Instructions for the task >>
Extract the lines that hold the string "социальные".

Provided data >>
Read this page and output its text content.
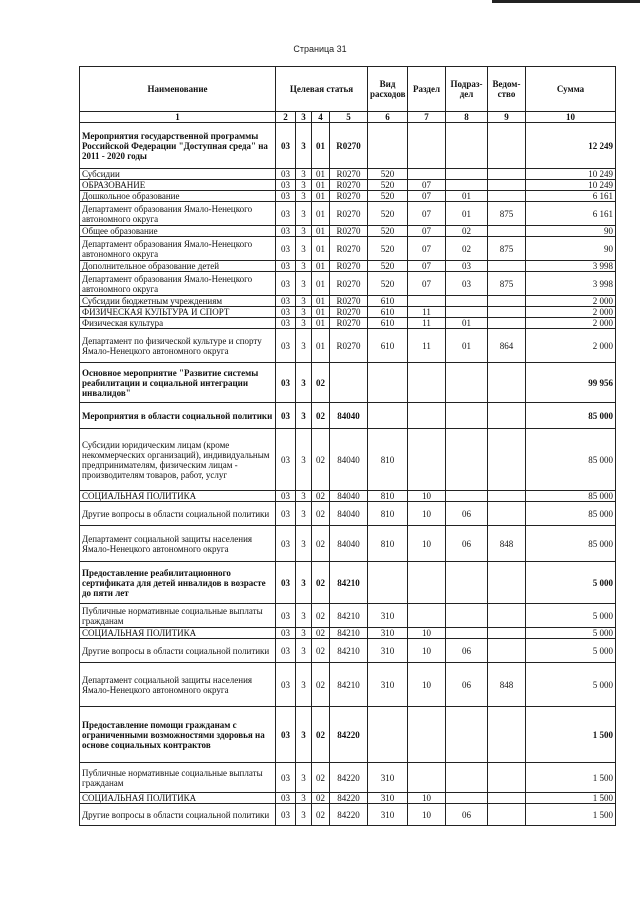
Страница 31
Наименование	Целевая статья				Вид расходов	Раздел	Подраз-дел	Ведом-ство	Сумма
1	2	3	4	5	6	7	8	9	10
Мероприятия государственной программы Российской Федерации "Доступная среда" на 2011 - 2020 годы	03	3	01	R0270					12 249
Субсидии	03	3	01	R0270	520				10 249
ОБРАЗОВАНИЕ	03	3	01	R0270	520	07			10 249
Дошкольное образование	03	3	01	R0270	520	07	01		6 161
Департамент образования Ямало-Ненецкого автономного округа	03	3	01	R0270	520	07	01	875	6 161
Общее образование	03	3	01	R0270	520	07	02		90
Департамент образования Ямало-Ненецкого автономного округа	03	3	01	R0270	520	07	02	875	90
Дополнительное образование детей	03	3	01	R0270	520	07	03		3 998
Департамент образования Ямало-Ненецкого автономного округа	03	3	01	R0270	520	07	03	875	3 998
Субсидии бюджетным учреждениям	03	3	01	R0270	610				2 000
ФИЗИЧЕСКАЯ КУЛЬТУРА И СПОРТ	03	3	01	R0270	610	11			2 000
Физическая культура	03	3	01	R0270	610	11	01		2 000
Департамент по физической культуре и спорту Ямало-Ненецкого автономного округа	03	3	01	R0270	610	11	01	864	2 000
Основное мероприятие "Развитие системы реабилитации и социальной интеграции инвалидов"	03	3	02						99 956
Мероприятия в области социальной политики	03	3	02	84040					85 000
Субсидии юридическим лицам (кроме некоммерческих организаций), индивидуальным предпринимателям, физическим лицам - производителям товаров, работ, услуг	03	3	02	84040	810				85 000
СОЦИАЛЬНАЯ ПОЛИТИКА	03	3	02	84040	810	10			85 000
Другие вопросы в области социальной политики	03	3	02	84040	810	10	06		85 000
Департамент социальной защиты населения Ямало-Ненецкого автономного округа	03	3	02	84040	810	10	06	848	85 000
Предоставление реабилитационного сертификата для детей инвалидов в возрасте до пяти лет	03	3	02	84210					5 000
Публичные нормативные социальные выплаты гражданам	03	3	02	84210	310				5 000
СОЦИАЛЬНАЯ ПОЛИТИКА	03	3	02	84210	310	10			5 000
Другие вопросы в области социальной политики	03	3	02	84210	310	10	06		5 000
Департамент социальной защиты населения Ямало-Ненецкого автономного округа	03	3	02	84210	310	10	06	848	5 000
Предоставление помощи гражданам с ограниченными возможностями здоровья на основе социальных контрактов	03	3	02	84220					1 500
Публичные нормативные социальные выплаты гражданам	03	3	02	84220	310				1 500
СОЦИАЛЬНАЯ ПОЛИТИКА	03	3	02	84220	310	10			1 500
Другие вопросы в области социальной политики	03	3	02	84220	310	10	06		1 500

Finished exercise >>
Публичные нормативные социальные выплаты гражданам	03	3	02	84210	310				5 000
Публичные нормативные социальные выплаты гражданам	03	3	02	84220	310				1 500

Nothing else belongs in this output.